— Start Quoted text —
Why I ran away from Indonesia

On the way back to Stanford after visiting my home in Bangalore I stopped off for a week to visit some friends in Singapore. I had traveled to Malaysia for three days where I saw Malacca and Kuala Lumpur before returning to Singapore. My friends were busy working, so they suggested I go to the island of Bintan, in Indonesia, which is only an hour long by ferry from Singapore. I entered and left Singapore within a few hours and on the ferry ride to Bintan I endured videos of Dora the explorer and as the journey progressed, I saw ominous dark clouds on the horizon. My sunny vacation was going to be ruined.

I land on the shores of Bintan and while getting a visa on arrival, I am asked for a bribe by the official which I gave because I didn’t want to be stranded. After customs, I realized I had no plan or knew what I was doing. I negotiated with a driver to take me to a hotel. I expected to be taken in a car or auto-rickshaw, but to my shock, he brought his motorcycle. I was scared whether he would leave me on the street and rob me, but seeing no other option, I mounted on the pillion. On the way, there was a torrential downpour. We headed for cover. The rain stopped for a bit and we reached the hotel. But soon there was more rain, there was little for me to do that day and maybe even the next day.
— End Quoted text —
— Start Records shown —
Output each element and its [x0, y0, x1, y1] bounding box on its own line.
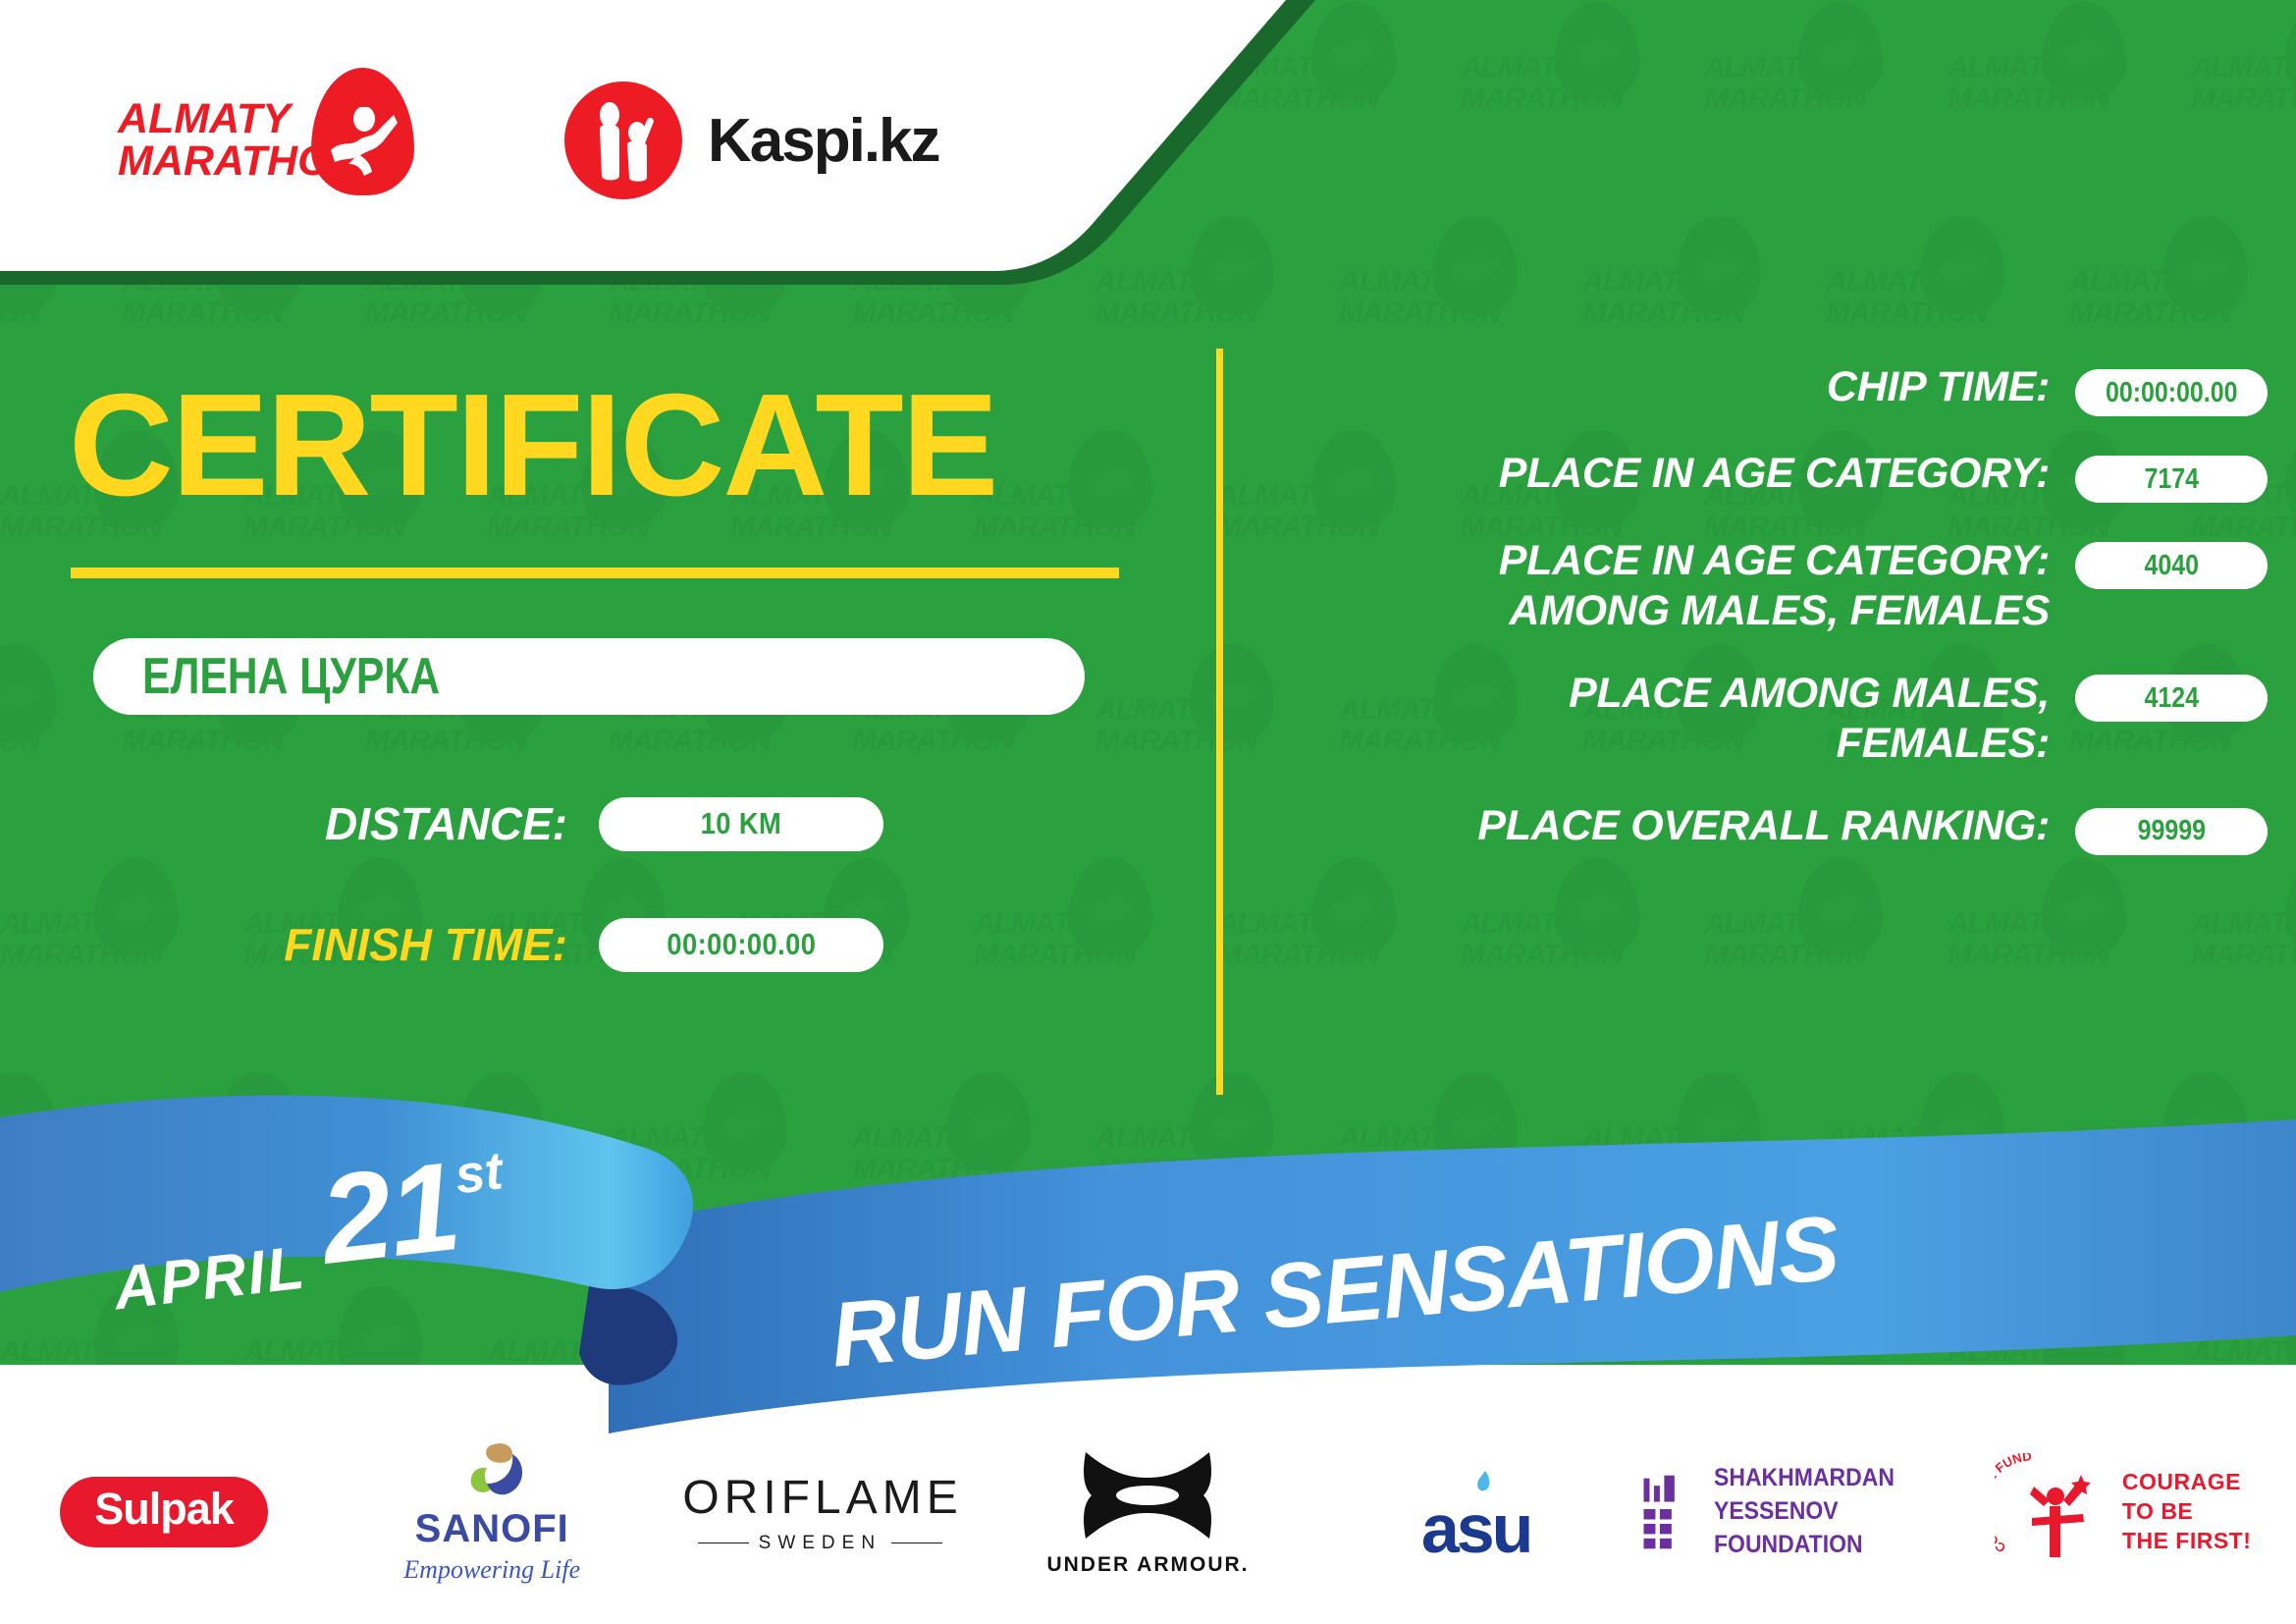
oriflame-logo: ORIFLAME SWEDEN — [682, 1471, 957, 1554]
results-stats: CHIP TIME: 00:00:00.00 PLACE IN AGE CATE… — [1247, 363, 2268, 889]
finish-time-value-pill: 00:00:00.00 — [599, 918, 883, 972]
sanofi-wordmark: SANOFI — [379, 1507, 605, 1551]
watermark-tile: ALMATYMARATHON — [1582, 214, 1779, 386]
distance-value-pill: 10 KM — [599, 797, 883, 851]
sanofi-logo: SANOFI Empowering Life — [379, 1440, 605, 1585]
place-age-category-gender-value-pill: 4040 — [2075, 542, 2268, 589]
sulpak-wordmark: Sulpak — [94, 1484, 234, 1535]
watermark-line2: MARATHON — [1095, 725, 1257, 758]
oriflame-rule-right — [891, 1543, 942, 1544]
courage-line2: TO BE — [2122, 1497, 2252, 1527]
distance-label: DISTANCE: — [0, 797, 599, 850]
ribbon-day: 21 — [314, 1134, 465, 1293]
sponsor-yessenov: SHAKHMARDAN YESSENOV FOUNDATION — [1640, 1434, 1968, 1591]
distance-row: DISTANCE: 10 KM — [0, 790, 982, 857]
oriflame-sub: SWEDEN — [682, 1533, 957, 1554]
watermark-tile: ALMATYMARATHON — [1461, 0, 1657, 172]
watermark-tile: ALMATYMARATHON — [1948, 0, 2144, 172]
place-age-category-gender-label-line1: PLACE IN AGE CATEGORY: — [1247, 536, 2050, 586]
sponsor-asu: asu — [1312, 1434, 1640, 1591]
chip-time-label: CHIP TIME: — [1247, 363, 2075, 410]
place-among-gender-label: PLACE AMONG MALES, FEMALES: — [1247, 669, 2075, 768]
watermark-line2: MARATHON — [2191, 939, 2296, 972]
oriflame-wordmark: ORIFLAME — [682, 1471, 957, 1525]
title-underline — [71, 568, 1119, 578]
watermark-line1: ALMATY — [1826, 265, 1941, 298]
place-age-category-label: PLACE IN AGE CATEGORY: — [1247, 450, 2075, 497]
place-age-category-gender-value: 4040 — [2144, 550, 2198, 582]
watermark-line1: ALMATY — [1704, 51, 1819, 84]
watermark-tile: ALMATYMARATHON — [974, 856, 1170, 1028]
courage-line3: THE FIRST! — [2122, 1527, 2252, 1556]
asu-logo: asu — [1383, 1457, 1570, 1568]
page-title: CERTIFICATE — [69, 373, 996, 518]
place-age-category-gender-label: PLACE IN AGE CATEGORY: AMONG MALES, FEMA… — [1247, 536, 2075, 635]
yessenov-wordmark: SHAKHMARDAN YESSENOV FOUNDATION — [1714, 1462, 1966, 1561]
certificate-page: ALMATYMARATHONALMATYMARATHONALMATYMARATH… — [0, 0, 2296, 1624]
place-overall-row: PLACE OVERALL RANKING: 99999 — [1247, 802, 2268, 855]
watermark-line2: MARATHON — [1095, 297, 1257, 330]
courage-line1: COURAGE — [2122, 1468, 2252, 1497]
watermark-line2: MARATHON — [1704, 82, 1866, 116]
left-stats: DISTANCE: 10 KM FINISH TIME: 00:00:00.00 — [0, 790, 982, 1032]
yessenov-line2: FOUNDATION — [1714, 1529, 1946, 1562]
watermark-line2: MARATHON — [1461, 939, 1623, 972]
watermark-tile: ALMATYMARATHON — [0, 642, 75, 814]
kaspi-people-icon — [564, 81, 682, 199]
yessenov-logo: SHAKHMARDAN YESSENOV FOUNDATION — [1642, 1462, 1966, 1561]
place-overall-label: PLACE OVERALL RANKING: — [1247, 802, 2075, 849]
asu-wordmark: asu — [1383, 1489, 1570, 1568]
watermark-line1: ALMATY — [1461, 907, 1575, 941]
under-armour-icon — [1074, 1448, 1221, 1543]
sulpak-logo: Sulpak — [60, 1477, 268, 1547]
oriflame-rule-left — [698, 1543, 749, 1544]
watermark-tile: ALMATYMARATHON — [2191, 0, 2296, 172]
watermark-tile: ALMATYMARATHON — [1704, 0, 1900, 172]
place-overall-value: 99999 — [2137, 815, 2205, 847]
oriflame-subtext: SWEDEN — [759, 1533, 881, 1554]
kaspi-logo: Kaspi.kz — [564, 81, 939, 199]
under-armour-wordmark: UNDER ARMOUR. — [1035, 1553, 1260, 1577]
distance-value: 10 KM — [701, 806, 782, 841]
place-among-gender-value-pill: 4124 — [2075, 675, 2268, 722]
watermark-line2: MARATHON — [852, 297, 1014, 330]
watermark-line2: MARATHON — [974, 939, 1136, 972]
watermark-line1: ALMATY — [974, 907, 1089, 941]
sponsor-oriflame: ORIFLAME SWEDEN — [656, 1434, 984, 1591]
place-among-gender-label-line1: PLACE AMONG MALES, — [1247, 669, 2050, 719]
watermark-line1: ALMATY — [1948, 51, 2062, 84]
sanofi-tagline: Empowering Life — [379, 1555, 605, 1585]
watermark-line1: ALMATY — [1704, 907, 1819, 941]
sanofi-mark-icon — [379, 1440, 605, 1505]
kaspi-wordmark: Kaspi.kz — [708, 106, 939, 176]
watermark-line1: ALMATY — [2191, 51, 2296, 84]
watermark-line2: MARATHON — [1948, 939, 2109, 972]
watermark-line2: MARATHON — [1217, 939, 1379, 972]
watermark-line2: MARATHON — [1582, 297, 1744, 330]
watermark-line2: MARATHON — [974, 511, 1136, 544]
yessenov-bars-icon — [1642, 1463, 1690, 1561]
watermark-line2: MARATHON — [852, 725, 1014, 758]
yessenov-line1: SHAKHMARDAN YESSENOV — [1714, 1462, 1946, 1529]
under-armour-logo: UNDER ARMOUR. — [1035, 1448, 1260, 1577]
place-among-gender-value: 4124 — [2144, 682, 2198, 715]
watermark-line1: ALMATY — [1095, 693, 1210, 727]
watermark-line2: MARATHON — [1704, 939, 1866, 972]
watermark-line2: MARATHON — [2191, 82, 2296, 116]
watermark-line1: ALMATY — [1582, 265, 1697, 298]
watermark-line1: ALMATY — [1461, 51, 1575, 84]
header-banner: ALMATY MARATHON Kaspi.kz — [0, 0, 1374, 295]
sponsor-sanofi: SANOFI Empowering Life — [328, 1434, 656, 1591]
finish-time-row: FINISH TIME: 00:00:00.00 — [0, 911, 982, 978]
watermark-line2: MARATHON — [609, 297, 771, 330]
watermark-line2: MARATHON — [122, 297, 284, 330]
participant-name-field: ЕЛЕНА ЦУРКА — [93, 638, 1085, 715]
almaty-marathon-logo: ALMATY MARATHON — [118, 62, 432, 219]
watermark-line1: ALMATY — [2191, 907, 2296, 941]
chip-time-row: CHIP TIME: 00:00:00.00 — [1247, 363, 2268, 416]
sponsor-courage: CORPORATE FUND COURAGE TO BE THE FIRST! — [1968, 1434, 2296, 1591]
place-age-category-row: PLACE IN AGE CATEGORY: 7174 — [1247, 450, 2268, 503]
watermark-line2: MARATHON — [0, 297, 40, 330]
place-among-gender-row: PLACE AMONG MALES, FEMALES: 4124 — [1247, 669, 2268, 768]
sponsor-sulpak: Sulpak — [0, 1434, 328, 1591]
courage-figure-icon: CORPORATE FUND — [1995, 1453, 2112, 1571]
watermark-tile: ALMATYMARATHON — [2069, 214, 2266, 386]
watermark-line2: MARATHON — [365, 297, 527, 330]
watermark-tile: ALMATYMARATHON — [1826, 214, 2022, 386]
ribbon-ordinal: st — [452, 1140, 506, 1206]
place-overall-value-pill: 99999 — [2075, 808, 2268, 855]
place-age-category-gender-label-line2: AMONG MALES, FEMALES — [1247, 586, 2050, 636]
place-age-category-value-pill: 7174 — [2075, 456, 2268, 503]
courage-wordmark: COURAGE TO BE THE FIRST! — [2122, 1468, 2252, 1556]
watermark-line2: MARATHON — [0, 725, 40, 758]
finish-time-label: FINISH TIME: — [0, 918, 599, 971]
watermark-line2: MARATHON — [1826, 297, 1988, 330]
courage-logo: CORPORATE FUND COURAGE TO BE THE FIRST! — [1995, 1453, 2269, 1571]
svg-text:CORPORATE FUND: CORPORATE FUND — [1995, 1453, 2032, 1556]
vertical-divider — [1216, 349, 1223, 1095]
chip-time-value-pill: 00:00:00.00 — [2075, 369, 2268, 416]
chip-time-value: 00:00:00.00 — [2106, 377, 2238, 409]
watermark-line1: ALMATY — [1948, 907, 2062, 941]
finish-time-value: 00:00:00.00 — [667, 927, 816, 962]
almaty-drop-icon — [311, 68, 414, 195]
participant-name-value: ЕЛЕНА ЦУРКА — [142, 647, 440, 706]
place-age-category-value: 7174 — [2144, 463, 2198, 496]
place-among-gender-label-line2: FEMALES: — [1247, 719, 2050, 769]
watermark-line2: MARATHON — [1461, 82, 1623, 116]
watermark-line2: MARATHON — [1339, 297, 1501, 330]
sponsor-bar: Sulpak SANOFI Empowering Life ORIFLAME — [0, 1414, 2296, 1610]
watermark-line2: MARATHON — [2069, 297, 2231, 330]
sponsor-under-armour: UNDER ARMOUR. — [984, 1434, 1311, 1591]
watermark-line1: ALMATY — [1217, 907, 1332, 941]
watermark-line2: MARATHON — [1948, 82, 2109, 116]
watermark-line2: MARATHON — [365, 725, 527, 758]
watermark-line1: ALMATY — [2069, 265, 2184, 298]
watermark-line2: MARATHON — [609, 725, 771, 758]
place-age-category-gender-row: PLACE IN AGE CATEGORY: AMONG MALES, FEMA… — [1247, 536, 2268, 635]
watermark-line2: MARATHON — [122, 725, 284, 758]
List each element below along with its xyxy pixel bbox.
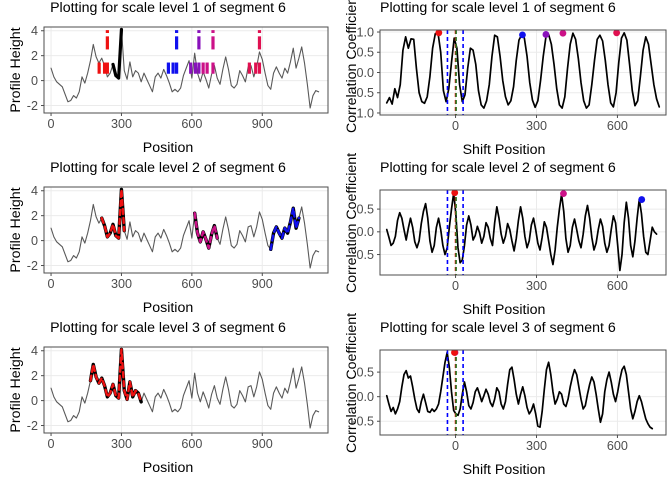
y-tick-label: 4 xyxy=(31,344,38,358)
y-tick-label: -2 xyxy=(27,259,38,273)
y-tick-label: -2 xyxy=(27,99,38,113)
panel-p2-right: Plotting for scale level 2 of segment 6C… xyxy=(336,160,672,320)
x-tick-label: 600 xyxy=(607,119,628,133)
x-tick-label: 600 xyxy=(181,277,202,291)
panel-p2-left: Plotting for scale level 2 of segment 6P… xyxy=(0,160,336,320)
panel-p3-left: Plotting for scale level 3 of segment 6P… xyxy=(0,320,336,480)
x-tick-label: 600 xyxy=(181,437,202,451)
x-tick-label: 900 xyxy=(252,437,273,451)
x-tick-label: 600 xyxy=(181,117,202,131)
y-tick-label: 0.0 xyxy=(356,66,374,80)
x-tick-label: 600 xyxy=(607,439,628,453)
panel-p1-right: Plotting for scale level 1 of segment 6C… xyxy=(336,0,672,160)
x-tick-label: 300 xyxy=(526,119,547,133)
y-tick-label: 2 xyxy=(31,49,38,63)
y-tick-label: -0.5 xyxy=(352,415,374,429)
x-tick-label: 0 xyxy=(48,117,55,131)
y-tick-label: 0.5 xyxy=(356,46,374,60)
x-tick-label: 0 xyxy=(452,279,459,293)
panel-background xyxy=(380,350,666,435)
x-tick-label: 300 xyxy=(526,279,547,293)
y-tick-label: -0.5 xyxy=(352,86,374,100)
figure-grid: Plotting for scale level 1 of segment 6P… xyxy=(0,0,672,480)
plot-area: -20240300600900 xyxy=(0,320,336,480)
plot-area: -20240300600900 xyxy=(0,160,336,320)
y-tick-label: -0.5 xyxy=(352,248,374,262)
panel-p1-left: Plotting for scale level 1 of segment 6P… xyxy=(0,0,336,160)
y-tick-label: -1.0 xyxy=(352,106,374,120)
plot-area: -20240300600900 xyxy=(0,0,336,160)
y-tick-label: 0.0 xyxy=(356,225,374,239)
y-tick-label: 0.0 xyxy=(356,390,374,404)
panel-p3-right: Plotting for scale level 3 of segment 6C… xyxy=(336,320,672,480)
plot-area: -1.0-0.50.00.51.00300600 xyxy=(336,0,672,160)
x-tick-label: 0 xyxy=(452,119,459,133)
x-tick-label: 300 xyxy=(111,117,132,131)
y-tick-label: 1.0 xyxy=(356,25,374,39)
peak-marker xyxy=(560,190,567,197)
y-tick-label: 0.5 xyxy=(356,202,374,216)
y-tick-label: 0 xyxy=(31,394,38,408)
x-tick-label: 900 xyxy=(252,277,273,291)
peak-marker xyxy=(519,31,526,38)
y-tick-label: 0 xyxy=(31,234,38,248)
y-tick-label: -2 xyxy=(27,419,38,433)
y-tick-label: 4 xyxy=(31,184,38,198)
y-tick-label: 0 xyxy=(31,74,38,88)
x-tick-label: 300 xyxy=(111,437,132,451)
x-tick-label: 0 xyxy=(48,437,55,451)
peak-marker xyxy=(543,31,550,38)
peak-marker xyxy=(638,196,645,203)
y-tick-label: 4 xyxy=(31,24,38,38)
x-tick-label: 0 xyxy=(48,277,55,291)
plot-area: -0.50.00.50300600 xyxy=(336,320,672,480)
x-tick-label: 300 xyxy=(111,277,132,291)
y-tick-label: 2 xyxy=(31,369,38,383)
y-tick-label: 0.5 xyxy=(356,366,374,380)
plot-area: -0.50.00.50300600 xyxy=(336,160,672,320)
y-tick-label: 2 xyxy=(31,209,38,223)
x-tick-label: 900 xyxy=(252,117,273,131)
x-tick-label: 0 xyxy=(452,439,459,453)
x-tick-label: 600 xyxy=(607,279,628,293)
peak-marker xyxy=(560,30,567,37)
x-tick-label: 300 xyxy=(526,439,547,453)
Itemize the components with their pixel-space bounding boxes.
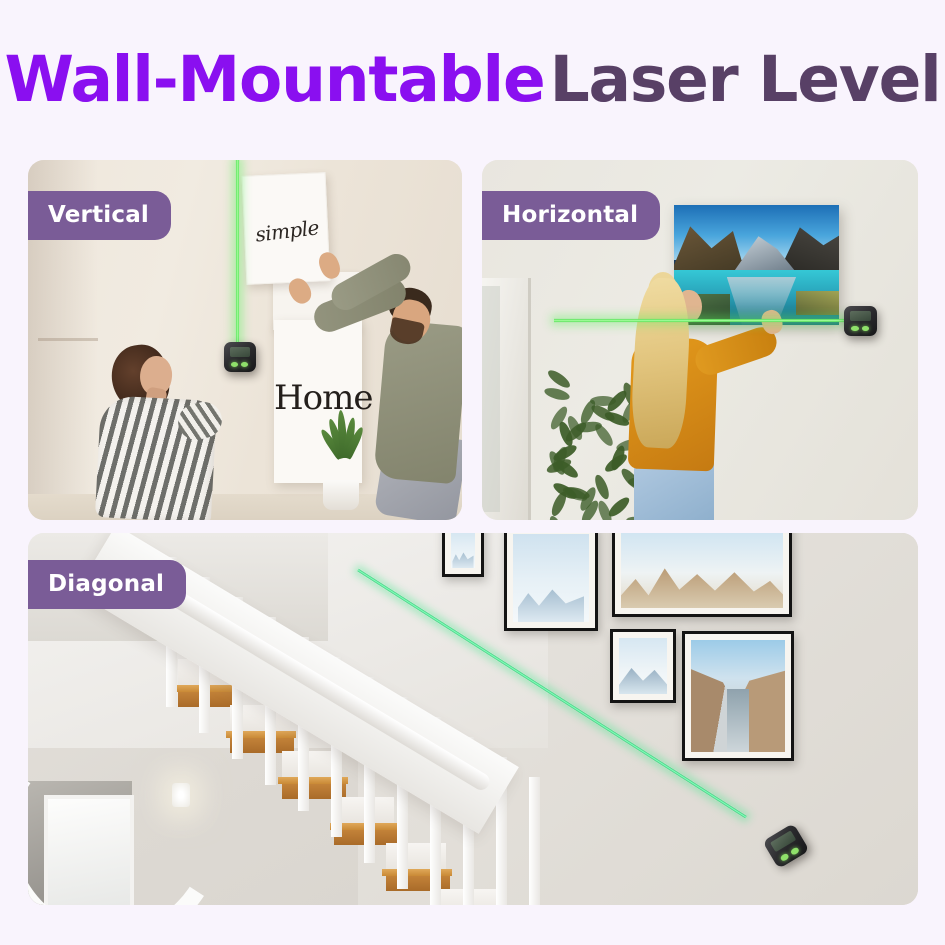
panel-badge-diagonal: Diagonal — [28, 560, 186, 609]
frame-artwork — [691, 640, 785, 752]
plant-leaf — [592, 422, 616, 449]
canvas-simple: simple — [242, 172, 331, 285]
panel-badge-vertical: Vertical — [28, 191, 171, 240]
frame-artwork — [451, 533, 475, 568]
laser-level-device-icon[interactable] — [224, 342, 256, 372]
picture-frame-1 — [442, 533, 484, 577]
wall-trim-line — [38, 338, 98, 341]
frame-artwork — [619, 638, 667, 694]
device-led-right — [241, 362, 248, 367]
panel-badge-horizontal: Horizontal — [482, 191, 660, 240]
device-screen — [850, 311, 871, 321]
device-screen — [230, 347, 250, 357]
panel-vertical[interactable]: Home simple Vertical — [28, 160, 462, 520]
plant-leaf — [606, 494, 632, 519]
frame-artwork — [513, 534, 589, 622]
— End Records shown —
Tasks to perform:
1. Count the lines in the records that contain the string "with", treating uppercase and lowercase as different. Give only the number.
2. Carry on the account of the trip to Bintan, starting after its final sentence.

Task-by-task results:
1. 2

2.
This was the time before I had a smartphone and my only means of entertainment was an unfortunate book I happened to be carrying - ‘Elisabeth Costello’ by J.M. Coetzee. I have to explain how depressing this book is. J.M. Coetzee is known to be so serious that to quote Rian Malan, "A colleague who has worked with him for more than a decade claims to have seen him laugh just once.” The book is built around 8 lectures that she gives, modeled from actual lectures by Coetzee himself. The story in between these lectures is one of a strained relationship between Costello and her son’s family. One of the chapters (and lectures) was Costello's (and hence Coetzee’s) position on Vegetarianism and Animal rights. She argues that our current practice of Factory Farming of animals is similar to Nazi Germany, an indirect empirical verification of Godwin's law. Obviously, Coetzee does not make this claim lightly.

What I want to convince you of, is that it was not light reading material. After an hour of boredom, I was done with the intellectual masturbation. The prospect of spending a lonely evening in Indonesia was too much for me.

I packed my bag, haggled with the concierge (who couldn’t understand why I wanted to leave so soon) and then got a ride to the pier. He was nice enough to give me most of my money back. I bought a ticket for the last ferry to Singapore, where I had friends I could hang out with. In my hurry, I lost my book in Indonesia but I was not in any great hurry to get it back. I returned to Singapore by Ferry with a re-run of Dora the explorer, and clear skies on the horizon.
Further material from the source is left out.